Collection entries
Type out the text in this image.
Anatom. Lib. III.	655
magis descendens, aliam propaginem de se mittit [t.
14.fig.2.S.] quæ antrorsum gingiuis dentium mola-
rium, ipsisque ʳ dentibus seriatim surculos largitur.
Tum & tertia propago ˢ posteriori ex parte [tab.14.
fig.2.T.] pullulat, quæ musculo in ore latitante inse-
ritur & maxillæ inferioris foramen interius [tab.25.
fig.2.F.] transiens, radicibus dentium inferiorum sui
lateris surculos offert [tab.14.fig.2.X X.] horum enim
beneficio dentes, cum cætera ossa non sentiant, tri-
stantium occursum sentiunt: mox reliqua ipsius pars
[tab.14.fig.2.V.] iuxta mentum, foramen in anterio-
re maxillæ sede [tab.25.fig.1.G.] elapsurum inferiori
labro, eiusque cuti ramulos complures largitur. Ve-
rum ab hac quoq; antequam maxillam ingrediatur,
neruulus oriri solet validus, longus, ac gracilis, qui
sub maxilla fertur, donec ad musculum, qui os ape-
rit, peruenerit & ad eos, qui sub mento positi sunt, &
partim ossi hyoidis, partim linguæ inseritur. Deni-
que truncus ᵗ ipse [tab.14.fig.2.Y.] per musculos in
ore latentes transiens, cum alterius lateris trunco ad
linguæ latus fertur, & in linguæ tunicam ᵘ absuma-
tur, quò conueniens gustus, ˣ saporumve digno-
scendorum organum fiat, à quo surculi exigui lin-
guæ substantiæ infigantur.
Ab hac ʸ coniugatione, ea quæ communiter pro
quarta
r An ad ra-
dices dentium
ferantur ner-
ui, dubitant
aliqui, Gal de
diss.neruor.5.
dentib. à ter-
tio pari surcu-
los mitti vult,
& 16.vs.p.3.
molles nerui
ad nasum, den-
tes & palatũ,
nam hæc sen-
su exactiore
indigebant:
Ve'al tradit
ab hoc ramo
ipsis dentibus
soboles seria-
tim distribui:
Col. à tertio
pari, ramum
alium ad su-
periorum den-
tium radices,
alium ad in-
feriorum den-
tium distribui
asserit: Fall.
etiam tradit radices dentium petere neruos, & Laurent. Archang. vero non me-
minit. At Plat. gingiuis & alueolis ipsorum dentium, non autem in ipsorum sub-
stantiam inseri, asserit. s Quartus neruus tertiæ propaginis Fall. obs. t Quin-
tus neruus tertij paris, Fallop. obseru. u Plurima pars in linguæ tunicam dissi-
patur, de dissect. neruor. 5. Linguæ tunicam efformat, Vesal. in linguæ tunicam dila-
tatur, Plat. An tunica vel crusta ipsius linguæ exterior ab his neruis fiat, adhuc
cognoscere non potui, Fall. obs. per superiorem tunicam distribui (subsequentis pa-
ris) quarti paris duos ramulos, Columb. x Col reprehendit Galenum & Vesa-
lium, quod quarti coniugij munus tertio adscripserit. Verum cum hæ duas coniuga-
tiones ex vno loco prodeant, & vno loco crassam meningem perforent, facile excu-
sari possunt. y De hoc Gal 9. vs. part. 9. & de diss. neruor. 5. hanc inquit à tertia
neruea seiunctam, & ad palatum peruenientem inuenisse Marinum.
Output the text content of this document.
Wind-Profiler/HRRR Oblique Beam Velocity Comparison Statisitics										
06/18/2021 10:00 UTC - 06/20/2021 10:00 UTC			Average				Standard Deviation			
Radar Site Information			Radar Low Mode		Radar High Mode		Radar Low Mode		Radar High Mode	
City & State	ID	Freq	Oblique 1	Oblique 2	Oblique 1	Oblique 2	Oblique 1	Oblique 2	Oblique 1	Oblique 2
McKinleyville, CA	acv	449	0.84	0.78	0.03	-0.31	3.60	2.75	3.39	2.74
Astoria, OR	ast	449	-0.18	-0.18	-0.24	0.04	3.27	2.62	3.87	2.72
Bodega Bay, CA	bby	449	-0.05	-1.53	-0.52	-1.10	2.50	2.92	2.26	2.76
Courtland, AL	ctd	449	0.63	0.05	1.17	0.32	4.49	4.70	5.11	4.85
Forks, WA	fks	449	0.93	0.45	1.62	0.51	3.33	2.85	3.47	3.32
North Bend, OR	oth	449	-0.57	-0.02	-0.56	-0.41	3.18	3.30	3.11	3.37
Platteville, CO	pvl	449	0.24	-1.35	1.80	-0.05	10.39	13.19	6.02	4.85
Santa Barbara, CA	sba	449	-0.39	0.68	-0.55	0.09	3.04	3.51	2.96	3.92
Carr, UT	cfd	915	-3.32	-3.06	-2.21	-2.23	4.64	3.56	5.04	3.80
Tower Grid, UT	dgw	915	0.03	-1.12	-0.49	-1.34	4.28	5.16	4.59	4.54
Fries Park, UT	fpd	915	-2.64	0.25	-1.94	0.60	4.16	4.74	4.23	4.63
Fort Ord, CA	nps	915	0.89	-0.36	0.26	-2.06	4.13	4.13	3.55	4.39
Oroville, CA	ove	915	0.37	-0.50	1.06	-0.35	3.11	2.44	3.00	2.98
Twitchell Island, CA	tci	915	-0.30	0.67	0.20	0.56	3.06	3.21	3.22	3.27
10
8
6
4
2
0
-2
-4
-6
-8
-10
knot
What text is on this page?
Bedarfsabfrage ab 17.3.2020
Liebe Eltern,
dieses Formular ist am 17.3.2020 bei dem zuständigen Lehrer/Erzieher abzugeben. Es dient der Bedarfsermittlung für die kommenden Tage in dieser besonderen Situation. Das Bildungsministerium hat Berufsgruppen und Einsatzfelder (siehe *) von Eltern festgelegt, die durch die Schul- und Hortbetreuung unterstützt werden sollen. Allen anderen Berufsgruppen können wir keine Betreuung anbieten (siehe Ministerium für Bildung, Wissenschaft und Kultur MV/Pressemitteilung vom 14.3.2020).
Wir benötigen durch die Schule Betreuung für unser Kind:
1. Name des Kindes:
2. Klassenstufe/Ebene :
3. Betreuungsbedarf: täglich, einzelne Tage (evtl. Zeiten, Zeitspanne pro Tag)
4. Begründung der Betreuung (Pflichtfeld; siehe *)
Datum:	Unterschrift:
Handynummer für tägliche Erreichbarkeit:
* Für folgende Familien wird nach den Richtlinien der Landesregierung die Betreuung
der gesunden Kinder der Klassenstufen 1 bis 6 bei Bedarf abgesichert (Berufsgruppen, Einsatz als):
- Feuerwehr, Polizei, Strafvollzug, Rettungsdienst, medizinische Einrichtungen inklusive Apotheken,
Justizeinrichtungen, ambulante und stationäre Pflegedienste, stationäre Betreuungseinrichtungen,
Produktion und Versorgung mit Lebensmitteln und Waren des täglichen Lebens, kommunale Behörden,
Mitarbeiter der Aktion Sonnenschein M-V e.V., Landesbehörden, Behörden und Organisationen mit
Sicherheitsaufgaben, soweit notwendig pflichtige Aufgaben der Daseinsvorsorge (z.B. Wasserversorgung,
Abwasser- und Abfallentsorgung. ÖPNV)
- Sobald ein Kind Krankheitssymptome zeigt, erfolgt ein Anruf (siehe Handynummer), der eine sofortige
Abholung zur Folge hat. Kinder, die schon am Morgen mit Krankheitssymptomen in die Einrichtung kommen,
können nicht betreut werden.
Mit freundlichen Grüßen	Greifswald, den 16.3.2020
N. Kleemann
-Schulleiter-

• **OBJECTIVE**
Go through the entries and repeat each one exactly.

• **TASK RESPONSE**
Type out the text in this image.
Anatom. Lib. III.	655
magis descendens, aliam propaginem de se mittit [t.
14.fig.2.S.] quæ antrorsum gingiuis dentium mola-
rium, ipsisque ʳ dentibus seriatim surculos largitur.
Tum & tertia propago ˢ posteriori ex parte [tab.14.
fig.2.T.] pullulat, quæ musculo in ore latitante inse-
ritur & maxillæ inferioris foramen interius [tab.25.
fig.2.F.] transiens, radicibus dentium inferiorum sui
lateris surculos offert [tab.14.fig.2.X X.] horum enim
beneficio dentes, cum cætera ossa non sentiant, tri-
stantium occursum sentiunt: mox reliqua ipsius pars
[tab.14.fig.2.V.] iuxta mentum, foramen in anterio-
re maxillæ sede [tab.25.fig.1.G.] elapsurum inferiori
labro, eiusque cuti ramulos complures largitur. Ve-
rum ab hac quoq; antequam maxillam ingrediatur,
neruulus oriri solet validus, longus, ac gracilis, qui
sub maxilla fertur, donec ad musculum, qui os ape-
rit, peruenerit & ad eos, qui sub mento positi sunt, &
partim ossi hyoidis, partim linguæ inseritur. Deni-
que truncus ᵗ ipse [tab.14.fig.2.Y.] per musculos in
ore latentes transiens, cum alterius lateris trunco ad
linguæ latus fertur, & in linguæ tunicam ᵘ absuma-
tur, quò conueniens gustus, ˣ saporumve digno-
scendorum organum fiat, à quo surculi exigui lin-
guæ substantiæ infigantur.
Ab hac ʸ coniugatione, ea quæ communiter pro
quarta
r An ad ra-
dices dentium
ferantur ner-
ui, dubitant
aliqui, Gal de
diss.neruor.5.
dentib. à ter-
tio pari surcu-
los mitti vult,
& 16.vs.p.3.
molles nerui
ad nasum, den-
tes & palatũ,
nam hæc sen-
su exactiore
indigebant:
Ve'al tradit
ab hoc ramo
ipsis dentibus
soboles seria-
tim distribui:
Col. à tertio
pari, ramum
alium ad su-
periorum den-
tium radices,
alium ad in-
feriorum den-
tium distribui
asserit: Fall.
etiam tradit radices dentium petere neruos, & Laurent. Archang. vero non me-
minit. At Plat. gingiuis & alueolis ipsorum dentium, non autem in ipsorum sub-
stantiam inseri, asserit. s Quartus neruus tertiæ propaginis Fall. obs. t Quin-
tus neruus tertij paris, Fallop. obseru. u Plurima pars in linguæ tunicam dissi-
patur, de dissect. neruor. 5. Linguæ tunicam efformat, Vesal. in linguæ tunicam dila-
tatur, Plat. An tunica vel crusta ipsius linguæ exterior ab his neruis fiat, adhuc
cognoscere non potui, Fall. obs. per superiorem tunicam distribui (subsequentis pa-
ris) quarti paris duos ramulos, Columb. x Col reprehendit Galenum & Vesa-
lium, quod quarti coniugij munus tertio adscripserit. Verum cum hæ duas coniuga-
tiones ex vno loco prodeant, & vno loco crassam meningem perforent, facile excu-
sari possunt. y De hoc Gal 9. vs. part. 9. & de diss. neruor. 5. hanc inquit à tertia
neruea seiunctam, & ad palatum peruenientem inuenisse Marinum.
Output the text content of this document.
Wind-Profiler/HRRR Oblique Beam Velocity Comparison Statisitics										
06/18/2021 10:00 UTC - 06/20/2021 10:00 UTC			Average				Standard Deviation			
Radar Site Information			Radar Low Mode		Radar High Mode		Radar Low Mode		Radar High Mode	
City & State	ID	Freq	Oblique 1	Oblique 2	Oblique 1	Oblique 2	Oblique 1	Oblique 2	Oblique 1	Oblique 2
McKinleyville, CA	acv	449	0.84	0.78	0.03	-0.31	3.60	2.75	3.39	2.74
Astoria, OR	ast	449	-0.18	-0.18	-0.24	0.04	3.27	2.62	3.87	2.72
Bodega Bay, CA	bby	449	-0.05	-1.53	-0.52	-1.10	2.50	2.92	2.26	2.76
Courtland, AL	ctd	449	0.63	0.05	1.17	0.32	4.49	4.70	5.11	4.85
Forks, WA	fks	449	0.93	0.45	1.62	0.51	3.33	2.85	3.47	3.32
North Bend, OR	oth	449	-0.57	-0.02	-0.56	-0.41	3.18	3.30	3.11	3.37
Platteville, CO	pvl	449	0.24	-1.35	1.80	-0.05	10.39	13.19	6.02	4.85
Santa Barbara, CA	sba	449	-0.39	0.68	-0.55	0.09	3.04	3.51	2.96	3.92
Carr, UT	cfd	915	-3.32	-3.06	-2.21	-2.23	4.64	3.56	5.04	3.80
Tower Grid, UT	dgw	915	0.03	-1.12	-0.49	-1.34	4.28	5.16	4.59	4.54
Fries Park, UT	fpd	915	-2.64	0.25	-1.94	0.60	4.16	4.74	4.23	4.63
Fort Ord, CA	nps	915	0.89	-0.36	0.26	-2.06	4.13	4.13	3.55	4.39
Oroville, CA	ove	915	0.37	-0.50	1.06	-0.35	3.11	2.44	3.00	2.98
Twitchell Island, CA	tci	915	-0.30	0.67	0.20	0.56	3.06	3.21	3.22	3.27
10
8
6
4
2
0
-2
-4
-6
-8
-10
knot
What text is on this page?
Bedarfsabfrage ab 17.3.2020
Liebe Eltern,
dieses Formular ist am 17.3.2020 bei dem zuständigen Lehrer/Erzieher abzugeben. Es dient der Bedarfsermittlung für die kommenden Tage in dieser besonderen Situation. Das Bildungsministerium hat Berufsgruppen und Einsatzfelder (siehe *) von Eltern festgelegt, die durch die Schul- und Hortbetreuung unterstützt werden sollen. Allen anderen Berufsgruppen können wir keine Betreuung anbieten (siehe Ministerium für Bildung, Wissenschaft und Kultur MV/Pressemitteilung vom 14.3.2020).
Wir benötigen durch die Schule Betreuung für unser Kind:
1. Name des Kindes:
2. Klassenstufe/Ebene :
3. Betreuungsbedarf: täglich, einzelne Tage (evtl. Zeiten, Zeitspanne pro Tag)
4. Begründung der Betreuung (Pflichtfeld; siehe *)
Datum:	Unterschrift:
Handynummer für tägliche Erreichbarkeit:
* Für folgende Familien wird nach den Richtlinien der Landesregierung die Betreuung
der gesunden Kinder der Klassenstufen 1 bis 6 bei Bedarf abgesichert (Berufsgruppen, Einsatz als):
- Feuerwehr, Polizei, Strafvollzug, Rettungsdienst, medizinische Einrichtungen inklusive Apotheken,
Justizeinrichtungen, ambulante und stationäre Pflegedienste, stationäre Betreuungseinrichtungen,
Produktion und Versorgung mit Lebensmitteln und Waren des täglichen Lebens, kommunale Behörden,
Mitarbeiter der Aktion Sonnenschein M-V e.V., Landesbehörden, Behörden und Organisationen mit
Sicherheitsaufgaben, soweit notwendig pflichtige Aufgaben der Daseinsvorsorge (z.B. Wasserversorgung,
Abwasser- und Abfallentsorgung. ÖPNV)
- Sobald ein Kind Krankheitssymptome zeigt, erfolgt ein Anruf (siehe Handynummer), der eine sofortige
Abholung zur Folge hat. Kinder, die schon am Morgen mit Krankheitssymptomen in die Einrichtung kommen,
können nicht betreut werden.
Mit freundlichen Grüßen	Greifswald, den 16.3.2020
N. Kleemann
-Schulleiter-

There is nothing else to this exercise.